### EXERCISE
Copy each line of the records that contains the word "ΑΝΑΜΕΝΕΤΑΙ".

━━ LISTED RECORDS

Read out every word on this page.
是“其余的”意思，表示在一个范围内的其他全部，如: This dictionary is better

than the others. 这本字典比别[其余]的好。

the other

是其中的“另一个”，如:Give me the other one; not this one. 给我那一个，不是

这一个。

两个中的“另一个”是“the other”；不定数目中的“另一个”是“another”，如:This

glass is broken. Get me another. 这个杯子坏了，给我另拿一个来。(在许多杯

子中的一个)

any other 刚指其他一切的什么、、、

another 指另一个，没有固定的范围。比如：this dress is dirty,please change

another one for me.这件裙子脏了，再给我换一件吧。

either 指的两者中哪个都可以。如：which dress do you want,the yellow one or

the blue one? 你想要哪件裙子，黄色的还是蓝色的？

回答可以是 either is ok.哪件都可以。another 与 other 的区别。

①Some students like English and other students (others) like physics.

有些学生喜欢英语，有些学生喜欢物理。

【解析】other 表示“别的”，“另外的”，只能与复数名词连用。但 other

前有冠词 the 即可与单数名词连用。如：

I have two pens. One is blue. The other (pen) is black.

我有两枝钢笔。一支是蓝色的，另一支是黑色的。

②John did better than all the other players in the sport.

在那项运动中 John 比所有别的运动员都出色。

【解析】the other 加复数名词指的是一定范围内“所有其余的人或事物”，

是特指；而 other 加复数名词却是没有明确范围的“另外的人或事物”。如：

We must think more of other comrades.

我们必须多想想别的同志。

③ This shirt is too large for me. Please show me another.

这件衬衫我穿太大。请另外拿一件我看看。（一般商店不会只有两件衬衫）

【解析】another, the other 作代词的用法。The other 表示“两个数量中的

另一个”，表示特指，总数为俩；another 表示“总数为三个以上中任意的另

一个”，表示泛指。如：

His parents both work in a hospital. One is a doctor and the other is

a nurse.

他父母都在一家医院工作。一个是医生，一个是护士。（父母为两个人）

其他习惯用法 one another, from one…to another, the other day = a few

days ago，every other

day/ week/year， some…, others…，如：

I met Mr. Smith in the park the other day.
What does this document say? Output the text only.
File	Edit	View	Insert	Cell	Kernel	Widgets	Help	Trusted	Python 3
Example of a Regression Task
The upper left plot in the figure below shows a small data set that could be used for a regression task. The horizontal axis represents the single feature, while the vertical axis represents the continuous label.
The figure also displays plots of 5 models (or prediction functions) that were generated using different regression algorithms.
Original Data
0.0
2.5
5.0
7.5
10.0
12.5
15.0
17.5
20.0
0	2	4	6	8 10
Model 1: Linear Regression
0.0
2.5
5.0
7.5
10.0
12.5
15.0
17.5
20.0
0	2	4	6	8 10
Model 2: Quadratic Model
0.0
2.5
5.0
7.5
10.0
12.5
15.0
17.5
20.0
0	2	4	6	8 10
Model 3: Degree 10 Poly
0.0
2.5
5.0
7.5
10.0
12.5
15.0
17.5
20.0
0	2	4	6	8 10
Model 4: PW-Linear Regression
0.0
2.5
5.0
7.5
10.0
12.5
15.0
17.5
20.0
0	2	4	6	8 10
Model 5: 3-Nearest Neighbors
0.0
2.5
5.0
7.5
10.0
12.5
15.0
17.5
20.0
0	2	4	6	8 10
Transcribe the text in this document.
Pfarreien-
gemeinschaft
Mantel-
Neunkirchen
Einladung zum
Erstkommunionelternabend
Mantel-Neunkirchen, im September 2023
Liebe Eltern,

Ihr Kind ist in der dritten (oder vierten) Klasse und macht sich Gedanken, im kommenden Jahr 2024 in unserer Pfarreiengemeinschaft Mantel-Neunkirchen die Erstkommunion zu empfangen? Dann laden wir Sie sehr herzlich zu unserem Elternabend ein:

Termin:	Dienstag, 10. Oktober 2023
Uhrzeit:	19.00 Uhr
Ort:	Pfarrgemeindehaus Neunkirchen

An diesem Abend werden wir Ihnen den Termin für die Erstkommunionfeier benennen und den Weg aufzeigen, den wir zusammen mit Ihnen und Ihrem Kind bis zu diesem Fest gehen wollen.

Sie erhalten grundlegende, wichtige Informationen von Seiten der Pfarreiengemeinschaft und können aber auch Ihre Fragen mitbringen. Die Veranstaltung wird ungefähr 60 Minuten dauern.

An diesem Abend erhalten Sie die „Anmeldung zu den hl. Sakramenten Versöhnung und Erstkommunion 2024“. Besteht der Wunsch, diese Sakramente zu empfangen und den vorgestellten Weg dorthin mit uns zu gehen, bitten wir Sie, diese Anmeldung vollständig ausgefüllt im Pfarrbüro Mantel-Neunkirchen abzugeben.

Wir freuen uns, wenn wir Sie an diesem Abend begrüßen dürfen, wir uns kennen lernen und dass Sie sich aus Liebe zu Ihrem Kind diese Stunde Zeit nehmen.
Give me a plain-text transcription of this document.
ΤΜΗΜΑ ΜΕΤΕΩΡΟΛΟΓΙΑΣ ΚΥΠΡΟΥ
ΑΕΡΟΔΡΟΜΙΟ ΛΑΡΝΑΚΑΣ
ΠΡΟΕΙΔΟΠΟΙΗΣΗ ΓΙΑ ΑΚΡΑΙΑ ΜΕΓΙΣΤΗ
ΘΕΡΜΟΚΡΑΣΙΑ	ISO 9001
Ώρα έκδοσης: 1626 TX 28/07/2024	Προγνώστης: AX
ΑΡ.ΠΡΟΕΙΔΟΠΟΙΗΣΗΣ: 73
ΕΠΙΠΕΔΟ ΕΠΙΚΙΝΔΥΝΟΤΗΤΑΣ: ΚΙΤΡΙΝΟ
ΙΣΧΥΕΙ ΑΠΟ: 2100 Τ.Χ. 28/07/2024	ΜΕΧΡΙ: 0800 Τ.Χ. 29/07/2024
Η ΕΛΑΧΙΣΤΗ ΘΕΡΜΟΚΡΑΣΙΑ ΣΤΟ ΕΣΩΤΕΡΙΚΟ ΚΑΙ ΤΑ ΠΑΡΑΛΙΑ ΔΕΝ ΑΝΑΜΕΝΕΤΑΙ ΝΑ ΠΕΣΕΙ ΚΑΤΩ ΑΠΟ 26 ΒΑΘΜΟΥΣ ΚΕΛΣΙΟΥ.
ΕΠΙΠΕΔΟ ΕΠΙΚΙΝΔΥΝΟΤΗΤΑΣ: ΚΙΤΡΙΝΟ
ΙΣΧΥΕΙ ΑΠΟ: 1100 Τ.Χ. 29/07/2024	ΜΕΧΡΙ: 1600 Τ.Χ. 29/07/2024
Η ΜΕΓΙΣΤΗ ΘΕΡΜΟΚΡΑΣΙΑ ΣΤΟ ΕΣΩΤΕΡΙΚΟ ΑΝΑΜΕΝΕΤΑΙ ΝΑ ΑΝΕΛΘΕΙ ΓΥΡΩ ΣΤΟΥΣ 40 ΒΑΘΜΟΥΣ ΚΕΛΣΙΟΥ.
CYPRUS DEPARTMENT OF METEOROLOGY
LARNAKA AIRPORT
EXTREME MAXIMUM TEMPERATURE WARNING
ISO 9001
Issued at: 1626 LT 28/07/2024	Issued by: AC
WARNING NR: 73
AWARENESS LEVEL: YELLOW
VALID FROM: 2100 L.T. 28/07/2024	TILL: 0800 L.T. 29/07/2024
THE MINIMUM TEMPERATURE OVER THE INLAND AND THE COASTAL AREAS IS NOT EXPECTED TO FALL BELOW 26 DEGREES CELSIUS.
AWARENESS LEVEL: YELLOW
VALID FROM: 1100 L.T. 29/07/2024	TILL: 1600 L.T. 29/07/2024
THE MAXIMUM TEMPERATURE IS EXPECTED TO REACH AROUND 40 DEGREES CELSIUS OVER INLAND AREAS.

━━━━

### EXERCISE OUTPUT
Η ΕΛΑΧΙΣΤΗ ΘΕΡΜΟΚΡΑΣΙΑ ΣΤΟ ΕΣΩΤΕΡΙΚΟ ΚΑΙ ΤΑ ΠΑΡΑΛΙΑ ΔΕΝ ΑΝΑΜΕΝΕΤΑΙ ΝΑ ΠΕΣΕΙ ΚΑΤΩ ΑΠΟ 26 ΒΑΘΜΟΥΣ ΚΕΛΣΙΟΥ.
Η ΜΕΓΙΣΤΗ ΘΕΡΜΟΚΡΑΣΙΑ ΣΤΟ ΕΣΩΤΕΡΙΚΟ ΑΝΑΜΕΝΕΤΑΙ ΝΑ ΑΝΕΛΘΕΙ ΓΥΡΩ ΣΤΟΥΣ 40 ΒΑΘΜΟΥΣ ΚΕΛΣΙΟΥ.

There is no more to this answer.